*** Dataset excerpts

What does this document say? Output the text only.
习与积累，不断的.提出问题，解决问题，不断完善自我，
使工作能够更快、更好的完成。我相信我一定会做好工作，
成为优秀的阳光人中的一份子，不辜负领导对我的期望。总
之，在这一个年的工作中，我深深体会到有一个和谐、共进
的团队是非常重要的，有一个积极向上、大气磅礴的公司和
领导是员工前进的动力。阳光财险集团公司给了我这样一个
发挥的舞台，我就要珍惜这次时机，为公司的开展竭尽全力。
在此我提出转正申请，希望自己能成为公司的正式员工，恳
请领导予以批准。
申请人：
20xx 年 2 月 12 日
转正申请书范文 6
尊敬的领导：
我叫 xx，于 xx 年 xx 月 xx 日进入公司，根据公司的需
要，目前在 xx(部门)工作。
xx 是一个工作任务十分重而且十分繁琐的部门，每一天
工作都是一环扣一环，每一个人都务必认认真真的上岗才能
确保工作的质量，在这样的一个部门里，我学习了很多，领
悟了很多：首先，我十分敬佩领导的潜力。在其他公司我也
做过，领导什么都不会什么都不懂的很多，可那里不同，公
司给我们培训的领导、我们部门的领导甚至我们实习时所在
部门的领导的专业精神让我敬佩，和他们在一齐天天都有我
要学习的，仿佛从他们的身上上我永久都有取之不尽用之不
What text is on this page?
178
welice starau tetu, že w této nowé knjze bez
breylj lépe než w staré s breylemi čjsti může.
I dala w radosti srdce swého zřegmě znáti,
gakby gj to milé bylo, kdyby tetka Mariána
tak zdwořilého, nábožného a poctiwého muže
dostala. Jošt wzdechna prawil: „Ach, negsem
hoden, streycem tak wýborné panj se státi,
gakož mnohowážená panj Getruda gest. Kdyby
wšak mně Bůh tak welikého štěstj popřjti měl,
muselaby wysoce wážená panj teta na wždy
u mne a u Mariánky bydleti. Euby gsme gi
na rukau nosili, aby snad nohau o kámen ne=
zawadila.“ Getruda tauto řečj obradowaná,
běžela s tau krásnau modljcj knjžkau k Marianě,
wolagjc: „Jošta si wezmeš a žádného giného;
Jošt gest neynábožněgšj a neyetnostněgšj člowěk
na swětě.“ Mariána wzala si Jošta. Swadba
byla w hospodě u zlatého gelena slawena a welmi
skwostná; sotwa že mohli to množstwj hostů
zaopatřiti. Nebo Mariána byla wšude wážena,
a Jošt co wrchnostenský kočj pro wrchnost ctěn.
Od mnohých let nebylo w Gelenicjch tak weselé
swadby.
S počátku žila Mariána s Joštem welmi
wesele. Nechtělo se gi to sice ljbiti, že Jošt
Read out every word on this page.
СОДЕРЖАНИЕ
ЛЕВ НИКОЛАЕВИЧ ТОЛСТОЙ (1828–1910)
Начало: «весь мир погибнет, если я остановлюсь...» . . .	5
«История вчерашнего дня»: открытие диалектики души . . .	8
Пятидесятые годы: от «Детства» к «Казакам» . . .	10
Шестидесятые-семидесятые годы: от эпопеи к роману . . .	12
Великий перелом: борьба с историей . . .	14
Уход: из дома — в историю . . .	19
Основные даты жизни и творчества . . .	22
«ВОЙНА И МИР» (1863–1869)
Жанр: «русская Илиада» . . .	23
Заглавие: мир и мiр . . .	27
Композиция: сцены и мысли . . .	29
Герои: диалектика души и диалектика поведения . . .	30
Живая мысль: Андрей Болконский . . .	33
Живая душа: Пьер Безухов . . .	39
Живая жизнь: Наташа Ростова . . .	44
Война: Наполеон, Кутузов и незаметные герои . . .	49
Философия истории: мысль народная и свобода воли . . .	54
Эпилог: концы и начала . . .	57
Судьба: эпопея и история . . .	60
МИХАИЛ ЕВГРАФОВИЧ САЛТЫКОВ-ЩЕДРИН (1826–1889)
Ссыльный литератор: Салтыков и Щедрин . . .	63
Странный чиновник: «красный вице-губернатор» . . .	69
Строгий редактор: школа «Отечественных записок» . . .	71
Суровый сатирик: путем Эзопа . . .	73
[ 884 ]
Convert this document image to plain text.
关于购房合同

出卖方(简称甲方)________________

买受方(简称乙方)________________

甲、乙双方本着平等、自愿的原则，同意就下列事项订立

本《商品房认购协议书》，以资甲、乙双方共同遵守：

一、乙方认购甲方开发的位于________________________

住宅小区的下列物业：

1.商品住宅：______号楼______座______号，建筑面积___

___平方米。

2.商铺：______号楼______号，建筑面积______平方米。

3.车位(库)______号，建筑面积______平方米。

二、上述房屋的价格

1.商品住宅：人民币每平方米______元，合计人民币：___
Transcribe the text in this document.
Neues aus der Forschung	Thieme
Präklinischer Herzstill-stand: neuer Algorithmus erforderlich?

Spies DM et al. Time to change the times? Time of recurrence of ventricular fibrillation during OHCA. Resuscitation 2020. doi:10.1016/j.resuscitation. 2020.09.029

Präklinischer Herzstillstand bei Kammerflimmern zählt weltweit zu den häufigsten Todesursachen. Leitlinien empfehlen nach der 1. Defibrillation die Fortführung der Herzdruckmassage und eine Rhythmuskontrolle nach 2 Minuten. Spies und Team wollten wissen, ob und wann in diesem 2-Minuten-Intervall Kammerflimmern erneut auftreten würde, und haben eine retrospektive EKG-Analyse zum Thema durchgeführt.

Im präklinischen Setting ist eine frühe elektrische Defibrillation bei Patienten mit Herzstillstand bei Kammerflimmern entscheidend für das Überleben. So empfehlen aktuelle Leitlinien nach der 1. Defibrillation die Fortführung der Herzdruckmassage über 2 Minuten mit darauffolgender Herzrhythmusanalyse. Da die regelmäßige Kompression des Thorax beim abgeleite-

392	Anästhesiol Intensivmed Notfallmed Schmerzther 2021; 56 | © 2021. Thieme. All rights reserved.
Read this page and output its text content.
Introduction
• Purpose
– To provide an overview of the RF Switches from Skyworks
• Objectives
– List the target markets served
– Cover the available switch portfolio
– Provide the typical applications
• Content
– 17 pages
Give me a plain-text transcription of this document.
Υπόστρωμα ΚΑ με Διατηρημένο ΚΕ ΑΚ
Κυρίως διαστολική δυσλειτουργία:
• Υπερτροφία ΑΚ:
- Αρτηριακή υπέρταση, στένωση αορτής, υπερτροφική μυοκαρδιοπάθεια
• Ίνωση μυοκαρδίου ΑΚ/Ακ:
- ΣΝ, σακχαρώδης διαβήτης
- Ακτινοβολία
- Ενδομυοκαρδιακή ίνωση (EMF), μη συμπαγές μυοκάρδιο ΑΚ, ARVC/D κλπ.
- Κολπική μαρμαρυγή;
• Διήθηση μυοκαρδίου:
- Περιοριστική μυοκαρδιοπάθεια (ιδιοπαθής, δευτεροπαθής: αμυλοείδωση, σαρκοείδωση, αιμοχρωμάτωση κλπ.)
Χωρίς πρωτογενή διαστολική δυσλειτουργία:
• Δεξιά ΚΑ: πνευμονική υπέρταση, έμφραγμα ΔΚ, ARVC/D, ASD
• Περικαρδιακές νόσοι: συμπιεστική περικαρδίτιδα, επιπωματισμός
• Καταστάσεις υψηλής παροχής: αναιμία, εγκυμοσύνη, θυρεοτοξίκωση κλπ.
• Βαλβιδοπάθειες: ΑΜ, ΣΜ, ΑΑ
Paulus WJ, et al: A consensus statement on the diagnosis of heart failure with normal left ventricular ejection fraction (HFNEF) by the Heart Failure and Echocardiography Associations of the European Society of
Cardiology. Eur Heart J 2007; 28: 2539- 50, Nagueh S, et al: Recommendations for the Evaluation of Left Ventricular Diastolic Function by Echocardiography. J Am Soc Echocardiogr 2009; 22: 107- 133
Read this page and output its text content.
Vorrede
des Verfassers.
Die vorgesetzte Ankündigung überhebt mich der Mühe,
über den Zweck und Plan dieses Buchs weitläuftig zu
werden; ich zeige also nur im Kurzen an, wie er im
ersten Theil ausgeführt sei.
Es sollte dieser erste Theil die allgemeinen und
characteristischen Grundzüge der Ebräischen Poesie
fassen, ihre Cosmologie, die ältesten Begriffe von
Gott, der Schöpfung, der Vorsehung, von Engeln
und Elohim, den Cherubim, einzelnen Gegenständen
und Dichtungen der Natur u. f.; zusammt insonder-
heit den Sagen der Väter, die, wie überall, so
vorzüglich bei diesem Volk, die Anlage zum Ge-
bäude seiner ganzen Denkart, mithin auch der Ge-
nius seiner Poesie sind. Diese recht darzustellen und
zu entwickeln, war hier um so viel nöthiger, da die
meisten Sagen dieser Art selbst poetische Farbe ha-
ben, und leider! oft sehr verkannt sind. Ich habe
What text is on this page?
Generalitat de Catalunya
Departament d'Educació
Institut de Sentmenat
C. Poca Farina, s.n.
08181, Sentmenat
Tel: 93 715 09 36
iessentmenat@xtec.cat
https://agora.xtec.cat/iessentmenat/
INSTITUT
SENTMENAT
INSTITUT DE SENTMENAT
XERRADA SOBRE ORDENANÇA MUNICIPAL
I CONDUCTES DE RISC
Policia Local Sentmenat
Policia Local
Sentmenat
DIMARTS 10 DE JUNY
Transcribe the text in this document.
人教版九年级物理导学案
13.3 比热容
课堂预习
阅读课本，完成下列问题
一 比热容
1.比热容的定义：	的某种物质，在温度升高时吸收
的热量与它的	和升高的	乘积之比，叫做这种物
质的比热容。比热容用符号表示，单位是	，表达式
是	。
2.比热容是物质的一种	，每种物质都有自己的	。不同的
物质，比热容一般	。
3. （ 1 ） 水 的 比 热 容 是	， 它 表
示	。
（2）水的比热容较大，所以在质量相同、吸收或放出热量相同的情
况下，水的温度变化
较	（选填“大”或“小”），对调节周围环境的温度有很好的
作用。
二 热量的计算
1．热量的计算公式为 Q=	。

******

Exercise directions: Find every line in the entries that includes the word "Minuten", then state how many there are and nothing else.

The result: 2